* _Aim of the task_: Copy all the material below, exactly as it stands.

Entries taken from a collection
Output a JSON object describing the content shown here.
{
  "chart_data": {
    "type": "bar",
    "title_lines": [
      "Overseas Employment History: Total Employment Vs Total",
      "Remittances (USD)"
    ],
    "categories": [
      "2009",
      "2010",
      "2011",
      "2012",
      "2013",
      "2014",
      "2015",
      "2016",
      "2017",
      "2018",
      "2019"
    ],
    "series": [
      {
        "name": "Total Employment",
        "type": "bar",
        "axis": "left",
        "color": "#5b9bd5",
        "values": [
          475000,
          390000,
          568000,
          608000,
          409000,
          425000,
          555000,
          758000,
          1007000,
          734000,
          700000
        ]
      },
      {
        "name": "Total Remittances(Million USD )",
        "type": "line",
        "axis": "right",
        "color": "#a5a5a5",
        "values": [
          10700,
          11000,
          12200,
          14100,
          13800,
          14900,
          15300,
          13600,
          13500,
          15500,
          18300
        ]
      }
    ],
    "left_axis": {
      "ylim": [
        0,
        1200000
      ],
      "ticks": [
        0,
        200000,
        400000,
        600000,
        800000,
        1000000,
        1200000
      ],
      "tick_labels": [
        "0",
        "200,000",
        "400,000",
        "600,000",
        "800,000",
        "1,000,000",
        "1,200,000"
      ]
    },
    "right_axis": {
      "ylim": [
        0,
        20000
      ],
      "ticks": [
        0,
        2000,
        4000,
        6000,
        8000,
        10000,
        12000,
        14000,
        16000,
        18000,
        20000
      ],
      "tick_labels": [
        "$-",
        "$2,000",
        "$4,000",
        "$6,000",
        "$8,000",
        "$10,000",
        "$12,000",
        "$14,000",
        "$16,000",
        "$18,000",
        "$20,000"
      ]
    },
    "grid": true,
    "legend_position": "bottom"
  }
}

* _Exercise answer_:
Output a JSON object describing the content shown here.
{
  "chart_data": {
    "type": "bar",
    "title_lines": [
      "Overseas Employment History: Total Employment Vs Total",
      "Remittances (USD)"
    ],
    "categories": [
      "2009",
      "2010",
      "2011",
      "2012",
      "2013",
      "2014",
      "2015",
      "2016",
      "2017",
      "2018",
      "2019"
    ],
    "series": [
      {
        "name": "Total Employment",
        "type": "bar",
        "axis": "left",
        "color": "#5b9bd5",
        "values": [
          475000,
          390000,
          568000,
          608000,
          409000,
          425000,
          555000,
          758000,
          1007000,
          734000,
          700000
        ]
      },
      {
        "name": "Total Remittances(Million USD )",
        "type": "line",
        "axis": "right",
        "color": "#a5a5a5",
        "values": [
          10700,
          11000,
          12200,
          14100,
          13800,
          14900,
          15300,
          13600,
          13500,
          15500,
          18300
        ]
      }
    ],
    "left_axis": {
      "ylim": [
        0,
        1200000
      ],
      "ticks": [
        0,
        200000,
        400000,
        600000,
        800000,
        1000000,
        1200000
      ],
      "tick_labels": [
        "0",
        "200,000",
        "400,000",
        "600,000",
        "800,000",
        "1,000,000",
        "1,200,000"
      ]
    },
    "right_axis": {
      "ylim": [
        0,
        20000
      ],
      "ticks": [
        0,
        2000,
        4000,
        6000,
        8000,
        10000,
        12000,
        14000,
        16000,
        18000,
        20000
      ],
      "tick_labels": [
        "$-",
        "$2,000",
        "$4,000",
        "$6,000",
        "$8,000",
        "$10,000",
        "$12,000",
        "$14,000",
        "$16,000",
        "$18,000",
        "$20,000"
      ]
    },
    "grid": true,
    "legend_position": "bottom"
  }
}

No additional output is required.